Directive = Please restate the following records word for word.

Data for processing =
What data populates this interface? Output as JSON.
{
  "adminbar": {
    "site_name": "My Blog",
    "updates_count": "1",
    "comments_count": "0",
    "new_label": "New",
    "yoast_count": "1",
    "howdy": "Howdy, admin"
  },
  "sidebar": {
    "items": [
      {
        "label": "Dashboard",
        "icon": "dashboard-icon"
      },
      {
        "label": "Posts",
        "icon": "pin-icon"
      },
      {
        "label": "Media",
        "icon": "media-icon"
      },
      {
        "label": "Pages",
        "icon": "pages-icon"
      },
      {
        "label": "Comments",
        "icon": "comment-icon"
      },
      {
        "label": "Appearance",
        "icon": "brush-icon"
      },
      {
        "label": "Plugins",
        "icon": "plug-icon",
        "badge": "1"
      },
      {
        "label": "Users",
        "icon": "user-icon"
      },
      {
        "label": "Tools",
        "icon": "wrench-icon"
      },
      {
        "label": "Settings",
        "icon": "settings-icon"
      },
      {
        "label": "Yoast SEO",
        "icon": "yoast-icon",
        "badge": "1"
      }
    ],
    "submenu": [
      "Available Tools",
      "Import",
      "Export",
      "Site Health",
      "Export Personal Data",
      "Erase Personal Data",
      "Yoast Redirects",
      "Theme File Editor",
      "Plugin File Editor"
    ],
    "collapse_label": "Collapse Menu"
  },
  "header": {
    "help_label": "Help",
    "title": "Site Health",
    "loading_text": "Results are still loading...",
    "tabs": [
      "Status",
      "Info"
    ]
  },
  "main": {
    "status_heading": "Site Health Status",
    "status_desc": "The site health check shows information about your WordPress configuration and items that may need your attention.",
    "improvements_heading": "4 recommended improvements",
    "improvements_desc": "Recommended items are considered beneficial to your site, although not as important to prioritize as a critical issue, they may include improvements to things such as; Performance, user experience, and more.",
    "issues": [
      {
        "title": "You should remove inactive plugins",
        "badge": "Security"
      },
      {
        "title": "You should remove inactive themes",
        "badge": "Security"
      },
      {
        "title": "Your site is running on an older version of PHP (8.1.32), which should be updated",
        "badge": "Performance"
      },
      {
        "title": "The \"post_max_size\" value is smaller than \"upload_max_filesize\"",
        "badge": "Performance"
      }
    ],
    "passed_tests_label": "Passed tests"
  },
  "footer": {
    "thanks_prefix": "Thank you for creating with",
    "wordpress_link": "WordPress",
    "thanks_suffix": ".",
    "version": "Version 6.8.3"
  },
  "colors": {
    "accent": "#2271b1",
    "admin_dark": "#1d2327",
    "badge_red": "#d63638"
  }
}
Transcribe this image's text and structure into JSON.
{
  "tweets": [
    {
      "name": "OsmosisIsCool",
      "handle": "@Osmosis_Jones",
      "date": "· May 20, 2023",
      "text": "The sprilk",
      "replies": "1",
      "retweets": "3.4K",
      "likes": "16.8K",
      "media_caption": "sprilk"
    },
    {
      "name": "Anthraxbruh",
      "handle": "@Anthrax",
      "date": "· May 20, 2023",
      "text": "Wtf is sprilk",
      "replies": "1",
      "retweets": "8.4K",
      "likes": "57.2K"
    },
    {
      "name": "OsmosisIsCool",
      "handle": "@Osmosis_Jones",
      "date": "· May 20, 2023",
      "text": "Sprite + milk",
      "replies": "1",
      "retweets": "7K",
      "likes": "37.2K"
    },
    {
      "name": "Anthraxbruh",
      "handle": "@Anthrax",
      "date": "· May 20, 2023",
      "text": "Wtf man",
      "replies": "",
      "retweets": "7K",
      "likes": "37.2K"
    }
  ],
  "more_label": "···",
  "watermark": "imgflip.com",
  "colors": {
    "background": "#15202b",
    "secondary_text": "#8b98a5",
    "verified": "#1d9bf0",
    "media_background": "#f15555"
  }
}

Solution to the problem =
What data populates this interface? Output as JSON.
{
  "adminbar": {
    "site_name": "My Blog",
    "updates_count": "1",
    "comments_count": "0",
    "new_label": "New",
    "yoast_count": "1",
    "howdy": "Howdy, admin"
  },
  "sidebar": {
    "items": [
      {
        "label": "Dashboard",
        "icon": "dashboard-icon"
      },
      {
        "label": "Posts",
        "icon": "pin-icon"
      },
      {
        "label": "Media",
        "icon": "media-icon"
      },
      {
        "label": "Pages",
        "icon": "pages-icon"
      },
      {
        "label": "Comments",
        "icon": "comment-icon"
      },
      {
        "label": "Appearance",
        "icon": "brush-icon"
      },
      {
        "label": "Plugins",
        "icon": "plug-icon",
        "badge": "1"
      },
      {
        "label": "Users",
        "icon": "user-icon"
      },
      {
        "label": "Tools",
        "icon": "wrench-icon"
      },
      {
        "label": "Settings",
        "icon": "settings-icon"
      },
      {
        "label": "Yoast SEO",
        "icon": "yoast-icon",
        "badge": "1"
      }
    ],
    "submenu": [
      "Available Tools",
      "Import",
      "Export",
      "Site Health",
      "Export Personal Data",
      "Erase Personal Data",
      "Yoast Redirects",
      "Theme File Editor",
      "Plugin File Editor"
    ],
    "collapse_label": "Collapse Menu"
  },
  "header": {
    "help_label": "Help",
    "title": "Site Health",
    "loading_text": "Results are still loading...",
    "tabs": [
      "Status",
      "Info"
    ]
  },
  "main": {
    "status_heading": "Site Health Status",
    "status_desc": "The site health check shows information about your WordPress configuration and items that may need your attention.",
    "improvements_heading": "4 recommended improvements",
    "improvements_desc": "Recommended items are considered beneficial to your site, although not as important to prioritize as a critical issue, they may include improvements to things such as; Performance, user experience, and more.",
    "issues": [
      {
        "title": "You should remove inactive plugins",
        "badge": "Security"
      },
      {
        "title": "You should remove inactive themes",
        "badge": "Security"
      },
      {
        "title": "Your site is running on an older version of PHP (8.1.32), which should be updated",
        "badge": "Performance"
      },
      {
        "title": "The \"post_max_size\" value is smaller than \"upload_max_filesize\"",
        "badge": "Performance"
      }
    ],
    "passed_tests_label": "Passed tests"
  },
  "footer": {
    "thanks_prefix": "Thank you for creating with",
    "wordpress_link": "WordPress",
    "thanks_suffix": ".",
    "version": "Version 6.8.3"
  },
  "colors": {
    "accent": "#2271b1",
    "admin_dark": "#1d2327",
    "badge_red": "#d63638"
  }
}
Transcribe this image's text and structure into JSON.
{
  "tweets": [
    {
      "name": "OsmosisIsCool",
      "handle": "@Osmosis_Jones",
      "date": "· May 20, 2023",
      "text": "The sprilk",
      "replies": "1",
      "retweets": "3.4K",
      "likes": "16.8K",
      "media_caption": "sprilk"
    },
    {
      "name": "Anthraxbruh",
      "handle": "@Anthrax",
      "date": "· May 20, 2023",
      "text": "Wtf is sprilk",
      "replies": "1",
      "retweets": "8.4K",
      "likes": "57.2K"
    },
    {
      "name": "OsmosisIsCool",
      "handle": "@Osmosis_Jones",
      "date": "· May 20, 2023",
      "text": "Sprite + milk",
      "replies": "1",
      "retweets": "7K",
      "likes": "37.2K"
    },
    {
      "name": "Anthraxbruh",
      "handle": "@Anthrax",
      "date": "· May 20, 2023",
      "text": "Wtf man",
      "replies": "",
      "retweets": "7K",
      "likes": "37.2K"
    }
  ],
  "more_label": "···",
  "watermark": "imgflip.com",
  "colors": {
    "background": "#15202b",
    "secondary_text": "#8b98a5",
    "verified": "#1d9bf0",
    "media_background": "#f15555"
  }
}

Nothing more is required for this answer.